# START OF Supplied data

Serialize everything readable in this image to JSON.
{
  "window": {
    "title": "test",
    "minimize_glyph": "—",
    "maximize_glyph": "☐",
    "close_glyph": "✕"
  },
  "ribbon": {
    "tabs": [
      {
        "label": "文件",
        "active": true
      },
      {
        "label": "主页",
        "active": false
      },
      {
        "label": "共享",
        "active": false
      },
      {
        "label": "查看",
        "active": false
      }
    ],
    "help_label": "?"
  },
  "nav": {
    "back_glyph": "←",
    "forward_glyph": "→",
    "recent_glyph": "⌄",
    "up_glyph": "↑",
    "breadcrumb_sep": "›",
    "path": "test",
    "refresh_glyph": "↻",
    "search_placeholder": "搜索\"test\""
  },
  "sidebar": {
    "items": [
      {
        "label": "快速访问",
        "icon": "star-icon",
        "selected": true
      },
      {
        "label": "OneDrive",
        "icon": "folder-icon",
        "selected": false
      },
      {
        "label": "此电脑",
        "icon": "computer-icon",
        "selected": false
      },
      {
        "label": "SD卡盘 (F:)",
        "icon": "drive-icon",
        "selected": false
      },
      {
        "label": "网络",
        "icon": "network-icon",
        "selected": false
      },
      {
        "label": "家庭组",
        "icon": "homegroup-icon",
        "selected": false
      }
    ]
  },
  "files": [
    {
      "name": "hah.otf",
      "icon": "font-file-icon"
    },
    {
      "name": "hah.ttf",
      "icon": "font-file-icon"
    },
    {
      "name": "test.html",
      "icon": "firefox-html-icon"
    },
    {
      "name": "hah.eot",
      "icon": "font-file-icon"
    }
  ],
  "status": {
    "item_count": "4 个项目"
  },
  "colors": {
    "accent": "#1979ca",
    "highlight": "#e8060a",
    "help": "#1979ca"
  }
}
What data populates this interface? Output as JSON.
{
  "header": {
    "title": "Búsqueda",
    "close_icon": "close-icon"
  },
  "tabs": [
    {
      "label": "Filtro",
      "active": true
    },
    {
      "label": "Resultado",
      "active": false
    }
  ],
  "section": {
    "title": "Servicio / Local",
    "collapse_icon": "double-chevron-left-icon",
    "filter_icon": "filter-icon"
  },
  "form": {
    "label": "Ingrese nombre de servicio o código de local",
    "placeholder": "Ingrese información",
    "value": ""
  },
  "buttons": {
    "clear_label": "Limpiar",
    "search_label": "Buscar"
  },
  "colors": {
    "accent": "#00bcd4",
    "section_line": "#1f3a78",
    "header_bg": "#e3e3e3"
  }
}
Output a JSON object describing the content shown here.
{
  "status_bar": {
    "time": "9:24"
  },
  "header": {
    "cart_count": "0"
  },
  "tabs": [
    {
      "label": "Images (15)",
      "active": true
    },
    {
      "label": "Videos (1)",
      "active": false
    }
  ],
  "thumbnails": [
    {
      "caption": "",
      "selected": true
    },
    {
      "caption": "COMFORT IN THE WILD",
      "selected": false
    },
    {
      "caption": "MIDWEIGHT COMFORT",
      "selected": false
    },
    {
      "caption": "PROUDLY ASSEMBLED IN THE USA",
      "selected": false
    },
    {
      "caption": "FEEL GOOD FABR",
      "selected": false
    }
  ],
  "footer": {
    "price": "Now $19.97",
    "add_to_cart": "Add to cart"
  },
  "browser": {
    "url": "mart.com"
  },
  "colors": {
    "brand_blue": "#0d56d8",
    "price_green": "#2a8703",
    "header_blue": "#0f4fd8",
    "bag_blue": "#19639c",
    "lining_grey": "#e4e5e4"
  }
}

# END OF Supplied data

Set exercise —
Copy out the lines starting at the one containing "Output a JSON" and ending with the last line of the entries. Include nothing else.

Answer below —
Output a JSON object describing the content shown here.
{
  "status_bar": {
    "time": "9:24"
  },
  "header": {
    "cart_count": "0"
  },
  "tabs": [
    {
      "label": "Images (15)",
      "active": true
    },
    {
      "label": "Videos (1)",
      "active": false
    }
  ],
  "thumbnails": [
    {
      "caption": "",
      "selected": true
    },
    {
      "caption": "COMFORT IN THE WILD",
      "selected": false
    },
    {
      "caption": "MIDWEIGHT COMFORT",
      "selected": false
    },
    {
      "caption": "PROUDLY ASSEMBLED IN THE USA",
      "selected": false
    },
    {
      "caption": "FEEL GOOD FABR",
      "selected": false
    }
  ],
  "footer": {
    "price": "Now $19.97",
    "add_to_cart": "Add to cart"
  },
  "browser": {
    "url": "mart.com"
  },
  "colors": {
    "brand_blue": "#0d56d8",
    "price_green": "#2a8703",
    "header_blue": "#0f4fd8",
    "bag_blue": "#19639c",
    "lining_grey": "#e4e5e4"
  }
}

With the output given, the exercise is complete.